* WHAT THIS TASK INVOLVES *
Repeat each entry word for word. Leave any images out of the copy.

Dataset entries
start

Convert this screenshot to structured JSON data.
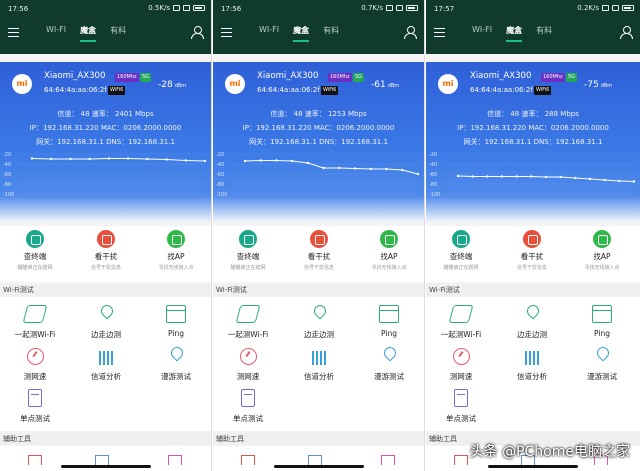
{
  "colors": {
    "header_bg": "#0f3a2d",
    "tab_accent": "#17c08a",
    "card_top": "#2f5fd8",
    "card_bottom": "#5b94ee",
    "line": "#ffffff"
  },
  "topbar": {
    "tabs": [
      "WI-FI",
      "魔盒",
      "有料"
    ],
    "active_tab": 1
  },
  "quick_actions": [
    {
      "label": "查终端",
      "sub": "瞄瞄谁正在蹭网",
      "icon": "scan-devices-icon"
    },
    {
      "label": "看干扰",
      "sub": "信号干扰信息",
      "icon": "interference-icon"
    },
    {
      "label": "找AP",
      "sub": "寻找无线接入点",
      "icon": "router-icon"
    }
  ],
  "section_wifi_test": "Wi-Fi测试",
  "section_tools": "辅助工具",
  "tools": [
    {
      "label": "一起测Wi-Fi",
      "icon": "handshake-icon"
    },
    {
      "label": "边走边测",
      "icon": "location-pin-icon"
    },
    {
      "label": "Ping",
      "icon": "ping-icon"
    },
    {
      "label": "测网速",
      "icon": "speed-gauge-icon"
    },
    {
      "label": "信道分析",
      "icon": "channel-bars-icon"
    },
    {
      "label": "漫游测试",
      "icon": "roaming-pin-icon"
    },
    {
      "label": "单点测试",
      "icon": "document-icon"
    }
  ],
  "screens": [
    {
      "status_time": "17:56",
      "status_speed": "0.5K/s",
      "ssid": "Xiaomi_AX300",
      "bandwidth_badge": "160Mhz",
      "band_badge": "5G",
      "mac": "64:64:4a:aa:06:2f",
      "wifi_badge": "WiFi6",
      "signal_value": "-28",
      "signal_unit": "dBm",
      "channel_line": "信道： 48    速率： 2401 Mbps",
      "ip_line": "IP：192.168.31.220   MAC：0206.2000.0000",
      "gateway_line": "网关：192.168.31.1    DNS：192.168.31.1",
      "y_ticks": [
        "-20",
        "-40",
        "-60",
        "-80",
        "-100"
      ],
      "chart_data": {
        "type": "line",
        "ylim": [
          -100,
          -20
        ],
        "values": [
          -29,
          -30,
          -30,
          -30,
          -29,
          -29,
          -30,
          -31,
          -33,
          -34
        ]
      }
    },
    {
      "status_time": "17:56",
      "status_speed": "0.7K/s",
      "ssid": "Xiaomi_AX300",
      "bandwidth_badge": "160Mhz",
      "band_badge": "5G",
      "mac": "64:64:4a:aa:06:2f",
      "wifi_badge": "WiFi6",
      "signal_value": "-61",
      "signal_unit": "dBm",
      "channel_line": "信道： 48    速率： 1253 Mbps",
      "ip_line": "IP：192.168.31.220   MAC：0206.2000.0000",
      "gateway_line": "网关：192.168.31.1    DNS：192.168.31.1",
      "y_ticks": [
        "-20",
        "-40",
        "-60",
        "-80",
        "-100"
      ],
      "chart_data": {
        "type": "line",
        "ylim": [
          -100,
          -20
        ],
        "values": [
          -34,
          -33,
          -33,
          -34,
          -38,
          -48,
          -48,
          -49,
          -50,
          -50,
          -52,
          -60
        ]
      }
    },
    {
      "status_time": "17:57",
      "status_speed": "0.2K/s",
      "ssid": "Xiaomi_AX300",
      "bandwidth_badge": "160Mhz",
      "band_badge": "5G",
      "mac": "64:64:4a:aa:06:2f",
      "wifi_badge": "WiFi6",
      "signal_value": "-75",
      "signal_unit": "dBm",
      "channel_line": "信道： 48    速率： 288 Mbps",
      "ip_line": "IP：192.168.31.220   MAC：0206.2000.0000",
      "gateway_line": "网关：192.168.31.1    DNS：192.168.31.1",
      "y_ticks": [
        "-20",
        "-40",
        "-60",
        "-80",
        "-100"
      ],
      "chart_data": {
        "type": "line",
        "ylim": [
          -100,
          -20
        ],
        "values": [
          -64,
          -65,
          -65,
          -65,
          -65,
          -65,
          -66,
          -66,
          -68,
          -70,
          -72,
          -74,
          -75
        ]
      }
    }
  ],
  "watermark": "头条 @PChome电脑之家"
}
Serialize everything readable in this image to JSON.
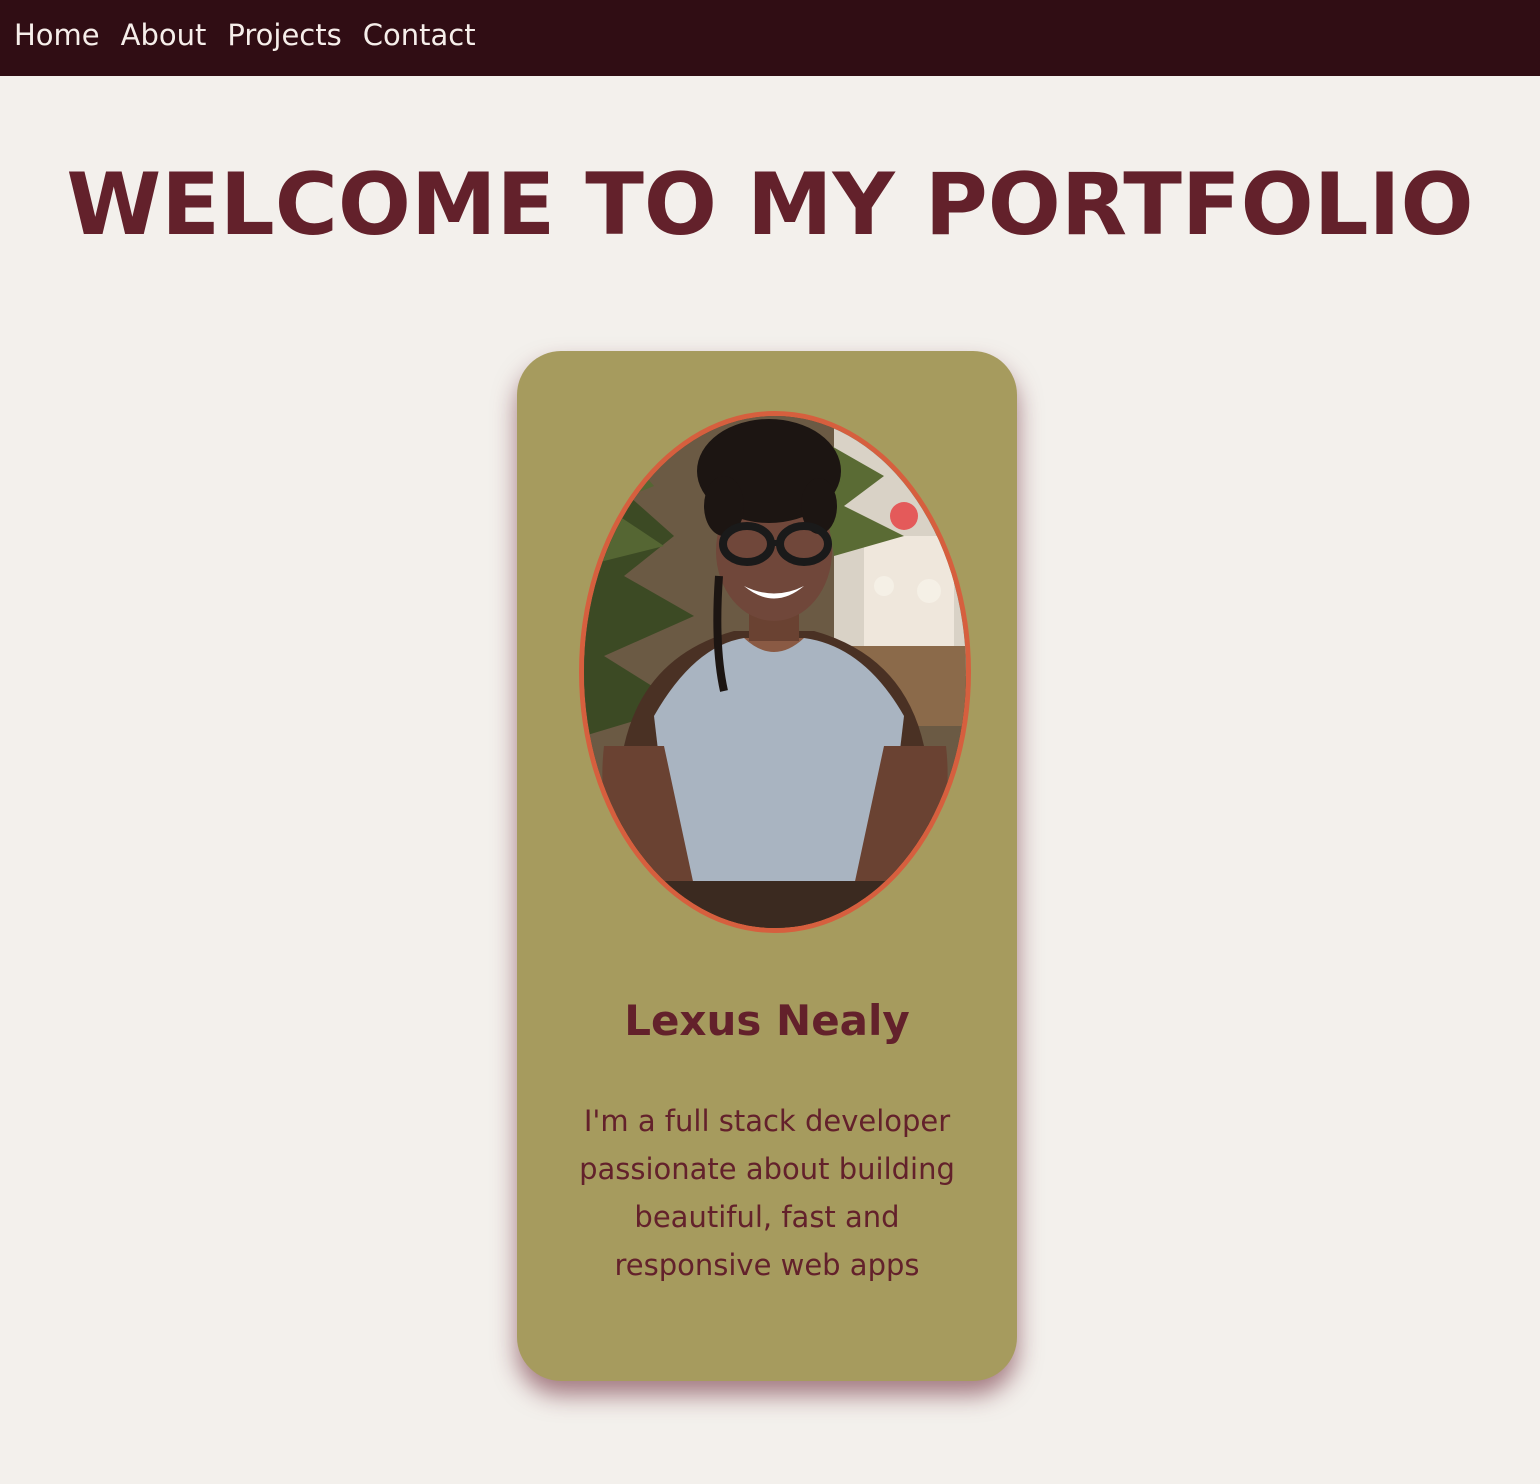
{
  "nav": {
    "items": [
      {
        "label": "Home"
      },
      {
        "label": "About"
      },
      {
        "label": "Projects"
      },
      {
        "label": "Contact"
      }
    ]
  },
  "hero": {
    "title": "WELCOME TO MY PORTFOLIO"
  },
  "profile": {
    "name": "Lexus Nealy",
    "bio": "I'm a full stack developer passionate about building beautiful, fast and responsive web apps"
  },
  "colors": {
    "nav_bg": "#300d14",
    "page_bg": "#f3f0ec",
    "accent": "#63212b",
    "card_bg": "#a69b5e",
    "avatar_border": "#d65f3e"
  }
}
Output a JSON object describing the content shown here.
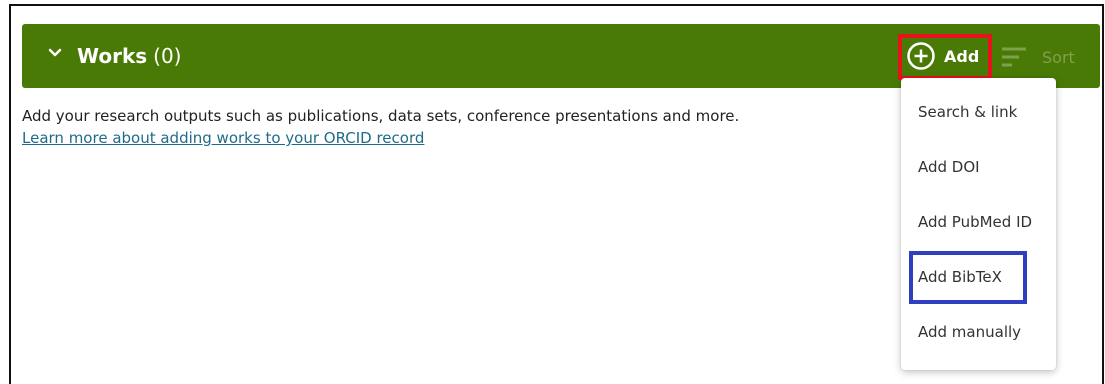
{
  "works": {
    "title": "Works",
    "count": "(0)",
    "add_label": "Add",
    "sort_label": "Sort",
    "description": "Add your research outputs such as publications, data sets, conference presentations and more.",
    "learn_more": "Learn more about adding works to your ORCID record"
  },
  "add_menu": {
    "items": [
      "Search & link",
      "Add DOI",
      "Add PubMed ID",
      "Add BibTeX",
      "Add manually"
    ]
  },
  "colors": {
    "header_bg": "#4a7a06",
    "highlight_add": "#e8121b",
    "highlight_bibtex": "#2f3fbf",
    "link": "#1f6b8a"
  },
  "icons": {
    "expand": "chevron-down-icon",
    "add": "plus-circle-icon",
    "sort": "sort-lines-icon"
  }
}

end

* FINAL RESULT *
Convert this screenshot to structured JSON data.
{
  "colors": {
    "header_bg": "#0f3a2d",
    "tab_accent": "#17c08a",
    "card_top": "#2f5fd8",
    "card_bottom": "#5b94ee",
    "line": "#ffffff"
  },
  "topbar": {
    "tabs": [
      "WI-FI",
      "魔盒",
      "有料"
    ],
    "active_tab": 1
  },
  "quick_actions": [
    {
      "label": "查终端",
      "sub": "瞄瞄谁正在蹭网",
      "icon": "scan-devices-icon"
    },
    {
      "label": "看干扰",
      "sub": "信号干扰信息",
      "icon": "interference-icon"
    },
    {
      "label": "找AP",
      "sub": "寻找无线接入点",
      "icon": "router-icon"
    }
  ],
  "section_wifi_test": "Wi-Fi测试",
  "section_tools": "辅助工具",
  "tools": [
    {
      "label": "一起测Wi-Fi",
      "icon": "handshake-icon"
    },
    {
      "label": "边走边测",
      "icon": "location-pin-icon"
    },
    {
      "label": "Ping",
      "icon": "ping-icon"
    },
    {
      "label": "测网速",
      "icon": "speed-gauge-icon"
    },
    {
      "label": "信道分析",
      "icon": "channel-bars-icon"
    },
    {
      "label": "漫游测试",
      "icon": "roaming-pin-icon"
    },
    {
      "label": "单点测试",
      "icon": "document-icon"
    }
  ],
  "screens": [
    {
      "status_time": "17:56",
      "status_speed": "0.5K/s",
      "ssid": "Xiaomi_AX300",
      "bandwidth_badge": "160Mhz",
      "band_badge": "5G",
      "mac": "64:64:4a:aa:06:2f",
      "wifi_badge": "WiFi6",
      "signal_value": "-28",
      "signal_unit": "dBm",
      "channel_line": "信道： 48    速率： 2401 Mbps",
      "ip_line": "IP：192.168.31.220   MAC：0206.2000.0000",
      "gateway_line": "网关：192.168.31.1    DNS：192.168.31.1",
      "y_ticks": [
        "-20",
        "-40",
        "-60",
        "-80",
        "-100"
      ],
      "chart_data": {
        "type": "line",
        "ylim": [
          -100,
          -20
        ],
        "values": [
          -29,
          -30,
          -30,
          -30,
          -29,
          -29,
          -30,
          -31,
          -33,
          -34
        ]
      }
    },
    {
      "status_time": "17:56",
      "status_speed": "0.7K/s",
      "ssid": "Xiaomi_AX300",
      "bandwidth_badge": "160Mhz",
      "band_badge": "5G",
      "mac": "64:64:4a:aa:06:2f",
      "wifi_badge": "WiFi6",
      "signal_value": "-61",
      "signal_unit": "dBm",
      "channel_line": "信道： 48    速率： 1253 Mbps",
      "ip_line": "IP：192.168.31.220   MAC：0206.2000.0000",
      "gateway_line": "网关：192.168.31.1    DNS：192.168.31.1",
      "y_ticks": [
        "-20",
        "-40",
        "-60",
        "-80",
        "-100"
      ],
      "chart_data": {
        "type": "line",
        "ylim": [
          -100,
          -20
        ],
        "values": [
          -34,
          -33,
          -33,
          -34,
          -38,
          -48,
          -48,
          -49,
          -50,
          -50,
          -52,
          -60
        ]
      }
    },
    {
      "status_time": "17:57",
      "status_speed": "0.2K/s",
      "ssid": "Xiaomi_AX300",
      "bandwidth_badge": "160Mhz",
      "band_badge": "5G",
      "mac": "64:64:4a:aa:06:2f",
      "wifi_badge": "WiFi6",
      "signal_value": "-75",
      "signal_unit": "dBm",
      "channel_line": "信道： 48    速率： 288 Mbps",
      "ip_line": "IP：192.168.31.220   MAC：0206.2000.0000",
      "gateway_line": "网关：192.168.31.1    DNS：192.168.31.1",
      "y_ticks": [
        "-20",
        "-40",
        "-60",
        "-80",
        "-100"
      ],
      "chart_data": {
        "type": "line",
        "ylim": [
          -100,
          -20
        ],
        "values": [
          -64,
          -65,
          -65,
          -65,
          -65,
          -65,
          -66,
          -66,
          -68,
          -70,
          -72,
          -74,
          -75
        ]
      }
    }
  ],
  "watermark": "头条 @PChome电脑之家"
}
Serialize everything readable in this image to JSON.
{
  "nav": {
    "items": [
      {
        "label": "Home"
      },
      {
        "label": "About"
      },
      {
        "label": "Projects"
      },
      {
        "label": "Contact"
      }
    ]
  },
  "hero": {
    "title": "WELCOME TO MY PORTFOLIO"
  },
  "profile": {
    "name": "Lexus Nealy",
    "bio": "I'm a full stack developer passionate about building beautiful, fast and responsive web apps"
  },
  "colors": {
    "nav_bg": "#300d14",
    "page_bg": "#f3f0ec",
    "accent": "#63212b",
    "card_bg": "#a69b5e",
    "avatar_border": "#d65f3e"
  }
}
Output a JSON object describing the content shown here.
{
  "works": {
    "title": "Works",
    "count": "(0)",
    "add_label": "Add",
    "sort_label": "Sort",
    "description": "Add your research outputs such as publications, data sets, conference presentations and more.",
    "learn_more": "Learn more about adding works to your ORCID record"
  },
  "add_menu": {
    "items": [
      "Search & link",
      "Add DOI",
      "Add PubMed ID",
      "Add BibTeX",
      "Add manually"
    ]
  },
  "colors": {
    "header_bg": "#4a7a06",
    "highlight_add": "#e8121b",
    "highlight_bibtex": "#2f3fbf",
    "link": "#1f6b8a"
  },
  "icons": {
    "expand": "chevron-down-icon",
    "add": "plus-circle-icon",
    "sort": "sort-lines-icon"
  }
}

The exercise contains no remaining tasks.